▸ RECORDS SHOWN

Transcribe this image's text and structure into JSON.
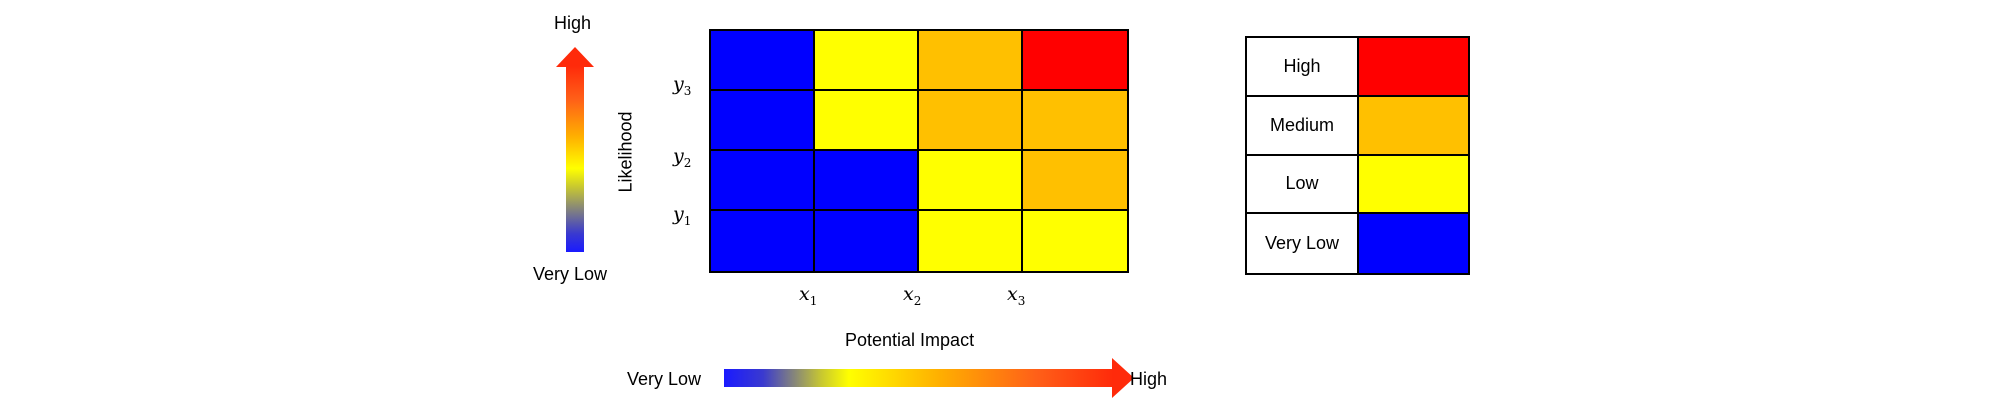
{
  "likelihood_axis": {
    "label": "Likelihood",
    "high": "High",
    "low": "Very Low"
  },
  "impact_axis": {
    "label": "Potential Impact",
    "high": "High",
    "low": "Very Low"
  },
  "x_ticks": [
    {
      "base": "x",
      "sub": "1"
    },
    {
      "base": "x",
      "sub": "2"
    },
    {
      "base": "x",
      "sub": "3"
    }
  ],
  "y_ticks": [
    {
      "base": "y",
      "sub": "3"
    },
    {
      "base": "y",
      "sub": "2"
    },
    {
      "base": "y",
      "sub": "1"
    }
  ],
  "levels": {
    "High": "#ff0000",
    "Medium": "#ffc000",
    "Low": "#ffff00",
    "Very Low": "#0000ff"
  },
  "matrix_rows_top_to_bottom": [
    [
      "Very Low",
      "Low",
      "Medium",
      "High"
    ],
    [
      "Very Low",
      "Low",
      "Medium",
      "Medium"
    ],
    [
      "Very Low",
      "Very Low",
      "Low",
      "Medium"
    ],
    [
      "Very Low",
      "Very Low",
      "Low",
      "Low"
    ]
  ],
  "legend": [
    {
      "label": "High",
      "color": "#ff0000"
    },
    {
      "label": "Medium",
      "color": "#ffc000"
    },
    {
      "label": "Low",
      "color": "#ffff00"
    },
    {
      "label": "Very Low",
      "color": "#0000ff"
    }
  ]
}
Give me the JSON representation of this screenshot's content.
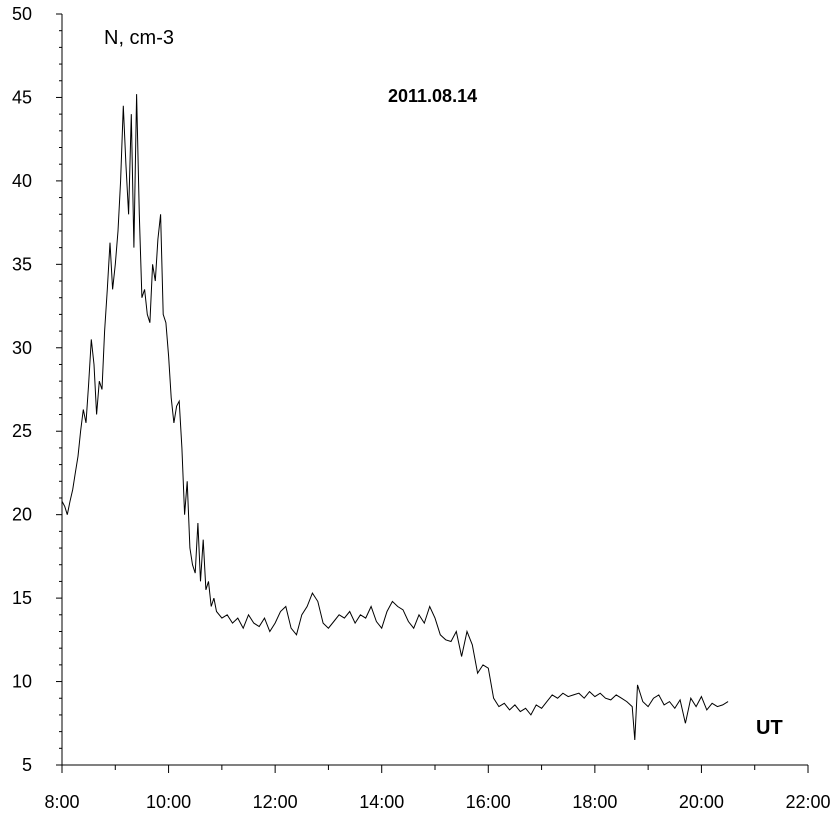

▸ WRITTEN PROBLEM
Omit all pictures while transcribing the entries verbatim.

▸ FULL OUTPUT
Transcribe this image's text and structure into JSON.
{
  "likelihood_axis": {
    "label": "Likelihood",
    "high": "High",
    "low": "Very Low"
  },
  "impact_axis": {
    "label": "Potential Impact",
    "high": "High",
    "low": "Very Low"
  },
  "x_ticks": [
    {
      "base": "x",
      "sub": "1"
    },
    {
      "base": "x",
      "sub": "2"
    },
    {
      "base": "x",
      "sub": "3"
    }
  ],
  "y_ticks": [
    {
      "base": "y",
      "sub": "3"
    },
    {
      "base": "y",
      "sub": "2"
    },
    {
      "base": "y",
      "sub": "1"
    }
  ],
  "levels": {
    "High": "#ff0000",
    "Medium": "#ffc000",
    "Low": "#ffff00",
    "Very Low": "#0000ff"
  },
  "matrix_rows_top_to_bottom": [
    [
      "Very Low",
      "Low",
      "Medium",
      "High"
    ],
    [
      "Very Low",
      "Low",
      "Medium",
      "Medium"
    ],
    [
      "Very Low",
      "Very Low",
      "Low",
      "Medium"
    ],
    [
      "Very Low",
      "Very Low",
      "Low",
      "Low"
    ]
  ],
  "legend": [
    {
      "label": "High",
      "color": "#ff0000"
    },
    {
      "label": "Medium",
      "color": "#ffc000"
    },
    {
      "label": "Low",
      "color": "#ffff00"
    },
    {
      "label": "Very Low",
      "color": "#0000ff"
    }
  ]
}
Give me the JSON representation of this screenshot's content.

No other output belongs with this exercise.